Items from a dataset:
• • •

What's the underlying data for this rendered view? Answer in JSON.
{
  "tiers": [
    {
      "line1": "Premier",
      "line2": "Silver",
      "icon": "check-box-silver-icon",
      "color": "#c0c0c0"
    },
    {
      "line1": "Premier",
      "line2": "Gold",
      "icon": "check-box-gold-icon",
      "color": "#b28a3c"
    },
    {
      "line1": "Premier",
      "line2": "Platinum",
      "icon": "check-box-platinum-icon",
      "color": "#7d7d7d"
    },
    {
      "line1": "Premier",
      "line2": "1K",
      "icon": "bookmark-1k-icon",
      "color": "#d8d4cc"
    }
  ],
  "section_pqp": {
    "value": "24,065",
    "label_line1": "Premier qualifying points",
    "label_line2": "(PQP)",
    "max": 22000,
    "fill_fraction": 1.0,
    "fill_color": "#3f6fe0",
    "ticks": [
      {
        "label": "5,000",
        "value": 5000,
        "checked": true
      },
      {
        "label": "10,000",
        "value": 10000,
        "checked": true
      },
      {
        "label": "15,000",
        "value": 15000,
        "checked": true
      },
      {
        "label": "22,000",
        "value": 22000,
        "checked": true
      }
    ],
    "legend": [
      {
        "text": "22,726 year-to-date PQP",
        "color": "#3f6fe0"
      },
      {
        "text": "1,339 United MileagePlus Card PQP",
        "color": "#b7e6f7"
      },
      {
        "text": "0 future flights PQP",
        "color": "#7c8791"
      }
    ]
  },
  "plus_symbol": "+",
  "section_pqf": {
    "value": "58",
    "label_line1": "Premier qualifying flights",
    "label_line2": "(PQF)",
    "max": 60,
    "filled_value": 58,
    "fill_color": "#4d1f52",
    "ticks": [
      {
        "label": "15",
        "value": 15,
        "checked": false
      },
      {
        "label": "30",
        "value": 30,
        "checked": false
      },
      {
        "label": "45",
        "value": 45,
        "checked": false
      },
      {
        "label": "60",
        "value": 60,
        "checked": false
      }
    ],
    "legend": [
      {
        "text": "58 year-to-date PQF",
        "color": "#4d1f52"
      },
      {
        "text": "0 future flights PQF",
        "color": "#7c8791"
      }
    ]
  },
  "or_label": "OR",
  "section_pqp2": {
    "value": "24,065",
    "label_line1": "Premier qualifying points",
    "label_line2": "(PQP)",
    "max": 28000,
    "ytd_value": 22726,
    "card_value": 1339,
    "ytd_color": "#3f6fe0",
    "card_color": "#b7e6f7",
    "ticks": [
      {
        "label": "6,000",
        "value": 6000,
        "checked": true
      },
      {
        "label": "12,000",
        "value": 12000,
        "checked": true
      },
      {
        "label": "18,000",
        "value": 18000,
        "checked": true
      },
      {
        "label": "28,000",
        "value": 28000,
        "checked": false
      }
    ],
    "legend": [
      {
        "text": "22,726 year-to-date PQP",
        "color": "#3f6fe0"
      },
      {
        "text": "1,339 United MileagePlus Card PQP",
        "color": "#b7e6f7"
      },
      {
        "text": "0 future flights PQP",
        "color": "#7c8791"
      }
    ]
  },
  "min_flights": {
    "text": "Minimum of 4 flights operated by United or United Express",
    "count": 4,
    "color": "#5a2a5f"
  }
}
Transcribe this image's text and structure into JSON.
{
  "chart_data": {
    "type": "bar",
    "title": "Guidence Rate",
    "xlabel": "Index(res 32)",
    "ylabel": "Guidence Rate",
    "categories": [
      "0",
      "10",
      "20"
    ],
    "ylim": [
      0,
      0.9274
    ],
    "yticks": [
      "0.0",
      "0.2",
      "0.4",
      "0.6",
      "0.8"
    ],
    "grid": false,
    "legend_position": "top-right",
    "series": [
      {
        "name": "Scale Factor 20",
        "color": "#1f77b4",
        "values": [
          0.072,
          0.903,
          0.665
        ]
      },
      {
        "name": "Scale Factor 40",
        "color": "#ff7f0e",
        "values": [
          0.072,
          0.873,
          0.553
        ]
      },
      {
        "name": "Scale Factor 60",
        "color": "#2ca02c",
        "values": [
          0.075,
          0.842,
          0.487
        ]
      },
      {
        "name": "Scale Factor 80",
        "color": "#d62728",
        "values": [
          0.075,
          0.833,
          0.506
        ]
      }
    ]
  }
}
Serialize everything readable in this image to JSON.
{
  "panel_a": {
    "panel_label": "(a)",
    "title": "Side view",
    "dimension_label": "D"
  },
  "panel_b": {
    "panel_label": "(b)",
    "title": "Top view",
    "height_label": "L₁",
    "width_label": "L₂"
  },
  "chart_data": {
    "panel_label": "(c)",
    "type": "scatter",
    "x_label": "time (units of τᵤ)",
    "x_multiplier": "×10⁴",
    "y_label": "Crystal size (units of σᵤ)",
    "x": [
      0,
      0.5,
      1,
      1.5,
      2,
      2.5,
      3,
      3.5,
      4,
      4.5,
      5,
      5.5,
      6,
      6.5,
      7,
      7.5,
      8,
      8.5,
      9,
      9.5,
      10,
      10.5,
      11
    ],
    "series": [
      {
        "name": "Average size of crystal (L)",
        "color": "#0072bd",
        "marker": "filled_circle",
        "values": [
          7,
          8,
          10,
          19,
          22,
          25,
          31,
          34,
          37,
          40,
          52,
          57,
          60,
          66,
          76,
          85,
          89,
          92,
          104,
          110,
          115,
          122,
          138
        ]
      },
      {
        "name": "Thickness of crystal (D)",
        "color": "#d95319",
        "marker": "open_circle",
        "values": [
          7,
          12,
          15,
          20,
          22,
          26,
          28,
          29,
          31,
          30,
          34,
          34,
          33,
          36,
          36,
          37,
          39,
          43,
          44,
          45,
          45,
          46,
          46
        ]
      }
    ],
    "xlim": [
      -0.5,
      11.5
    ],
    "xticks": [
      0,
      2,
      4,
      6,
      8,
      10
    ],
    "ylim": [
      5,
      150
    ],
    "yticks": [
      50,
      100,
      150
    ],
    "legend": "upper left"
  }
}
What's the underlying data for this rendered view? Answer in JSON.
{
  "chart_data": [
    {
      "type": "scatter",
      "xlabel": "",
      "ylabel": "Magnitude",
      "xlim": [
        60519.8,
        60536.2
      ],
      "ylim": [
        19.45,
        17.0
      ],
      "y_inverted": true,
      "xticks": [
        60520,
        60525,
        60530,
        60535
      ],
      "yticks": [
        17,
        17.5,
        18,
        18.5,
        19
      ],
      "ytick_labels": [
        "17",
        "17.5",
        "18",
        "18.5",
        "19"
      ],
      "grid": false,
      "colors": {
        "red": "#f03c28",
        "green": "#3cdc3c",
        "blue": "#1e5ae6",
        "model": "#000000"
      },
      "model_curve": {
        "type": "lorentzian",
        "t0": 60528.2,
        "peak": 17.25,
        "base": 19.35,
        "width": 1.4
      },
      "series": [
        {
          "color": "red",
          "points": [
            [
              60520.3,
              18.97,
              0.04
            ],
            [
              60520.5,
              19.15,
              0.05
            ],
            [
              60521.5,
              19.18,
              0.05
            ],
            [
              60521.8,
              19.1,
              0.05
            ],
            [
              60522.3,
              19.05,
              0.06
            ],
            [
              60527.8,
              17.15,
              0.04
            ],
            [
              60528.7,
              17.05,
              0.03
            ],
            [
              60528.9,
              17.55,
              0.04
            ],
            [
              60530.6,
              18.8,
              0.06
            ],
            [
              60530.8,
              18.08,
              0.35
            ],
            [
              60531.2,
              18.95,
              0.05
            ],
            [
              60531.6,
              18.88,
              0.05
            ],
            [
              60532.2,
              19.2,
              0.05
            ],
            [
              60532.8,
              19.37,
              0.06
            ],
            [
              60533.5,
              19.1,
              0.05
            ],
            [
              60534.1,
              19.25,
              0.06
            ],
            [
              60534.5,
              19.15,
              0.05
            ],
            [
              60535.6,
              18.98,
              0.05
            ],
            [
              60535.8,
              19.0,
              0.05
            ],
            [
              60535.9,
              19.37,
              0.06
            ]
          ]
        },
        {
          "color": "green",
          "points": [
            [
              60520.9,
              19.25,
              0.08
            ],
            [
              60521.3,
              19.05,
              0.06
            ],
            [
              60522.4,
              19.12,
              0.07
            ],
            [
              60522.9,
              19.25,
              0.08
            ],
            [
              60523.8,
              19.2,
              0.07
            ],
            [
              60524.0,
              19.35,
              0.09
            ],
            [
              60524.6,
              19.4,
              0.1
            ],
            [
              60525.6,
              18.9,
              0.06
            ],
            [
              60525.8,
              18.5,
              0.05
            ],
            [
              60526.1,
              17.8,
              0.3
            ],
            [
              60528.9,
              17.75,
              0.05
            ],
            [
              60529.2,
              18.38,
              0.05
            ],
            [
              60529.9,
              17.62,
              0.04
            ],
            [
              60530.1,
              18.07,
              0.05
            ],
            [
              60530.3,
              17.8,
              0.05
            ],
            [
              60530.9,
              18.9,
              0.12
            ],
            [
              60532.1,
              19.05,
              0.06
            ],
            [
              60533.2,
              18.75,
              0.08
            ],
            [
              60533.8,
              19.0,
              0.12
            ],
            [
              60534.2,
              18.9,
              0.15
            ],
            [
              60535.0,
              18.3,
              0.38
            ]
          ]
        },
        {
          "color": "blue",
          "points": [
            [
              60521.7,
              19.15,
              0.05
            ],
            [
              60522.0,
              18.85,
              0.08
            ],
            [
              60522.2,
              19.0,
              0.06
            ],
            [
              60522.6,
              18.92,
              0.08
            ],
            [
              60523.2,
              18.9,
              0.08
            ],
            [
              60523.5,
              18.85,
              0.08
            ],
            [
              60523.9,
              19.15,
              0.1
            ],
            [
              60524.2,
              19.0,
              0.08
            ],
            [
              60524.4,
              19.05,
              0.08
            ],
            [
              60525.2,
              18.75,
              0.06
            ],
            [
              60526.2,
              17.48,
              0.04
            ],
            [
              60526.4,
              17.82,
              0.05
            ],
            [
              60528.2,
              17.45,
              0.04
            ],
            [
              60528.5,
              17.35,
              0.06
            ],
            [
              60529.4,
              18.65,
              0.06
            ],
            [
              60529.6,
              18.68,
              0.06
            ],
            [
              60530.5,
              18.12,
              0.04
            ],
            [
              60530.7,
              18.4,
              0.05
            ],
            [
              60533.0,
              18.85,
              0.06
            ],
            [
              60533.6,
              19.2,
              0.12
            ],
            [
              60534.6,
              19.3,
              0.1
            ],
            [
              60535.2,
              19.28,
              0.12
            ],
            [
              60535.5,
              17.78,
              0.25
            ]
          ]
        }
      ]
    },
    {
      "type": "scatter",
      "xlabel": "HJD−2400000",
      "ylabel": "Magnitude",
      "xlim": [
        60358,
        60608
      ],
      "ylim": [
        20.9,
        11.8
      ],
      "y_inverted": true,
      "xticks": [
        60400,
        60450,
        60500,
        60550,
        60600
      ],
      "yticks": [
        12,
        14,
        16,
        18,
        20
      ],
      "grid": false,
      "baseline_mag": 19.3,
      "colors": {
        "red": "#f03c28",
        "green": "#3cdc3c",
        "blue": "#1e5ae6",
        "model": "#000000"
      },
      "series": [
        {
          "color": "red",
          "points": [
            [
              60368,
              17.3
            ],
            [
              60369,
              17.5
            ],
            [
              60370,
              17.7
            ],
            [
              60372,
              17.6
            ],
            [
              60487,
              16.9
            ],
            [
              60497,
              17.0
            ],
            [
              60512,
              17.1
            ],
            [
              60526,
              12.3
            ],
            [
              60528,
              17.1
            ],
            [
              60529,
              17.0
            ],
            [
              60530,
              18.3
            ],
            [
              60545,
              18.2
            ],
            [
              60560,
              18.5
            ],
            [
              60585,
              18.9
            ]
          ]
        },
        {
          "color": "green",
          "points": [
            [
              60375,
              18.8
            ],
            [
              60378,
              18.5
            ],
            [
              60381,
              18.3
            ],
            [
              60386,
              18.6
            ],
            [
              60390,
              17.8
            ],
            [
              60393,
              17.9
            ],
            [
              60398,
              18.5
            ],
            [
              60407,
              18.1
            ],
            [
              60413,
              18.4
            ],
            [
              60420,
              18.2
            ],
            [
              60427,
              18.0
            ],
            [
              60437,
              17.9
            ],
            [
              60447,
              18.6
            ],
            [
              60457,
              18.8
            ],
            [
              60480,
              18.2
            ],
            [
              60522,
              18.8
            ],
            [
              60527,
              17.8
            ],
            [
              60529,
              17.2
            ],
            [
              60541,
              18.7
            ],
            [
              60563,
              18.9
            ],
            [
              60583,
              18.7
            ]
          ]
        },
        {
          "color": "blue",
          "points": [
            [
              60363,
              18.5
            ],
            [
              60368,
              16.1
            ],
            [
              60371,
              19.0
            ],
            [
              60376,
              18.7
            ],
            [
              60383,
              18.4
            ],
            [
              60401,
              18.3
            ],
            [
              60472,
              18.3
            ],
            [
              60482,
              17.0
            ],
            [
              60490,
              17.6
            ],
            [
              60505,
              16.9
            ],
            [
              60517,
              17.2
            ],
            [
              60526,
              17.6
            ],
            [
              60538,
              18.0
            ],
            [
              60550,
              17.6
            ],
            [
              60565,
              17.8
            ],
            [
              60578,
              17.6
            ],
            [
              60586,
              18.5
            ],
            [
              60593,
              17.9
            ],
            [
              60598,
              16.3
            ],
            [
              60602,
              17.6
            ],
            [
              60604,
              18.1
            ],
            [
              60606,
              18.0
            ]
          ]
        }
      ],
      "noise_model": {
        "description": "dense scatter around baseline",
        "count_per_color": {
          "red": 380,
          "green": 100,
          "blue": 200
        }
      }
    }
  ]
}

• • •

Find the lines above that include the string "Factor" and copy them.

◆ **The output**
        "name": "Scale Factor 20",
        "name": "Scale Factor 40",
        "name": "Scale Factor 60",
        "name": "Scale Factor 80",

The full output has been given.